Или возьмите прозу Марины Ахмедовой. Все нравственные узлы, которые она пытается развязать и завязать в своих литературных текстах, связаны с русской культурой и русской литературой, с христианскими смыслами.

В общем, как там говорил Бердяев: русская литература ранена христианством? Для меня и все это и есть жизнь Церкви.

…Понятно, что история христианства тоже знает сложные страницы. Но одно дело Мартин Лютер, личность сложная и масштабная, а другое – местечковые разборки в наших Facebook-войнах.

И великий Достоевский для нас сегодня – органическая часть церковного наследия.

Хотя отношения Достоевского с тем, что можно назвать официальной Церквью, были очень непростыми в свое время.
□ □ □ □ □
- ЧТО ТРЕБУЕТСЯ:
• 1. Перепишите из фрагмента о русской литературе и Церкви отрывок, начиная со слов «И великий Достоевский» и заканчивая словами «в свое время.».
• 2. Превратите строки записей, начиная с первой и заканчивая строкой, где есть «detection-label: elep — [716, 745, 738, 758]», в таблицу Markdown со столбцами «№» и «Строка». Пустые строки не включайте.

- ПРЕДОСТАВЛЕННЫЕ ДАННЫЕ:
□ □ □ □ □
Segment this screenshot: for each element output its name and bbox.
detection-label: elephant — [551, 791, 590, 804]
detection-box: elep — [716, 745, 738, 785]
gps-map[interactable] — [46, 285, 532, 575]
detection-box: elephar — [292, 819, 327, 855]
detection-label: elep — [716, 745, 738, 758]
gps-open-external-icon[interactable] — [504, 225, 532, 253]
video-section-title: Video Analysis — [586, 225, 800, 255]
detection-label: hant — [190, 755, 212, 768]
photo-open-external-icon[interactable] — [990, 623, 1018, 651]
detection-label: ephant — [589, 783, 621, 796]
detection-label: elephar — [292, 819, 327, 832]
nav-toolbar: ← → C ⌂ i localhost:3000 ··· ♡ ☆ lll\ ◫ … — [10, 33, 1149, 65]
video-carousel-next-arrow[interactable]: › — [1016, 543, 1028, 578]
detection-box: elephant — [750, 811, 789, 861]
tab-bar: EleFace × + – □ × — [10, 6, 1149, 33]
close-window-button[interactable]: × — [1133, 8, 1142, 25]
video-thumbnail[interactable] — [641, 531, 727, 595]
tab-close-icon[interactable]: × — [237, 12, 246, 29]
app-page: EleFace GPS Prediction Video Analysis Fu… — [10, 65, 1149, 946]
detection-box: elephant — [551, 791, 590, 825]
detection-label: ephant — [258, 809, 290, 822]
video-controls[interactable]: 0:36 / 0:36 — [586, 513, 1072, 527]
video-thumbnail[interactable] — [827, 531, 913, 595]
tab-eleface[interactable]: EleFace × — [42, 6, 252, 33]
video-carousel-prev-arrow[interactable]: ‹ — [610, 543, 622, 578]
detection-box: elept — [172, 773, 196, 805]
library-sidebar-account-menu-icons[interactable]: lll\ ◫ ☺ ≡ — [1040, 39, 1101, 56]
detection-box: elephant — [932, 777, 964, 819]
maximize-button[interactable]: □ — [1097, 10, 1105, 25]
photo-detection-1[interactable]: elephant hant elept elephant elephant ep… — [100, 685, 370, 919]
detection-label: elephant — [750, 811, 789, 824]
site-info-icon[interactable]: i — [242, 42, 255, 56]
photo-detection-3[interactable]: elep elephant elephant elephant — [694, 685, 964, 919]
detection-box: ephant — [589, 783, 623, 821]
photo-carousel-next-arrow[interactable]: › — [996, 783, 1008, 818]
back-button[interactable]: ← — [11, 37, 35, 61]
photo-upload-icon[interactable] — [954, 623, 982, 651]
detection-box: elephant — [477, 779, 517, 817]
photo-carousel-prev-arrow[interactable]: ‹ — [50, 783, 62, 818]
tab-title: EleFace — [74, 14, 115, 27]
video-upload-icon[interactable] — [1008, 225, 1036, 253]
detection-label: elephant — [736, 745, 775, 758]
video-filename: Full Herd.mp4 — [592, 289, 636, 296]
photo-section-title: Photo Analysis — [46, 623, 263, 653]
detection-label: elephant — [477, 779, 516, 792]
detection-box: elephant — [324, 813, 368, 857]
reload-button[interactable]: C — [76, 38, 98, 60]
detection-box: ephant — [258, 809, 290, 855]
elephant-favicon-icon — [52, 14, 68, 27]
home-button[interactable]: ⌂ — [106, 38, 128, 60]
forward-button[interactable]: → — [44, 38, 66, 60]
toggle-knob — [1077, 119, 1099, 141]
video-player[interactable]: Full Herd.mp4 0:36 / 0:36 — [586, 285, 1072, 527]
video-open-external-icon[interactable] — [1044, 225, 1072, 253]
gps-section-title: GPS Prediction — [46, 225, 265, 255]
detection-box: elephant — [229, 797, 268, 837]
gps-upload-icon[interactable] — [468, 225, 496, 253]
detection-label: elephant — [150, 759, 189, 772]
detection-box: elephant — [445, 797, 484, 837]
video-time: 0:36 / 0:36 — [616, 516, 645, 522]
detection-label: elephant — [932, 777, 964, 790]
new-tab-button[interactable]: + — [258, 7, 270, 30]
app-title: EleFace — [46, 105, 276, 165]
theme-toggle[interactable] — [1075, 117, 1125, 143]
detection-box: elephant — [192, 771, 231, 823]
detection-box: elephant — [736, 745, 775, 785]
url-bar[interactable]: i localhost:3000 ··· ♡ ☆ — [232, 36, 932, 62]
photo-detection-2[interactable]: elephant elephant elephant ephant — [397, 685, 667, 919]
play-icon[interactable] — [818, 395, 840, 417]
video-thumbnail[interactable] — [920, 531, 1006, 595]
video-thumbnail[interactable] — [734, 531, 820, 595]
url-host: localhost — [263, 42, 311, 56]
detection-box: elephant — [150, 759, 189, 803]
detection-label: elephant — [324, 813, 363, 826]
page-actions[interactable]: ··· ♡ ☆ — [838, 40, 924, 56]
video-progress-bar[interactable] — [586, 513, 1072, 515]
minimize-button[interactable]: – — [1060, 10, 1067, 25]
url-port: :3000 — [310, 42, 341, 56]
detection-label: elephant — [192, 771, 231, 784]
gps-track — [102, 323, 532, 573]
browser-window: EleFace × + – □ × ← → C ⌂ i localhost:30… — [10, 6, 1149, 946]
□ □ □ □ □
- ОТВЕТЫ НА ЗАДАНИЯ:
• 1.
И великий Достоевский для нас сегодня – органическая часть церковного наследия.

Хотя отношения Достоевского с тем, что можно назвать официальной Церквью, были очень непростыми в свое время.

• 2.
| № | Строка |
|---|---|
| 1 | Segment this screenshot: for each element output its name and bbox. |
| 2 | detection-label: elephant — [551, 791, 590, 804] |
| 3 | detection-box: elep — [716, 745, 738, 785] |
| 4 | gps-map[interactable] — [46, 285, 532, 575] |
| 5 | detection-box: elephar — [292, 819, 327, 855] |
| 6 | detection-label: elep — [716, 745, 738, 758] |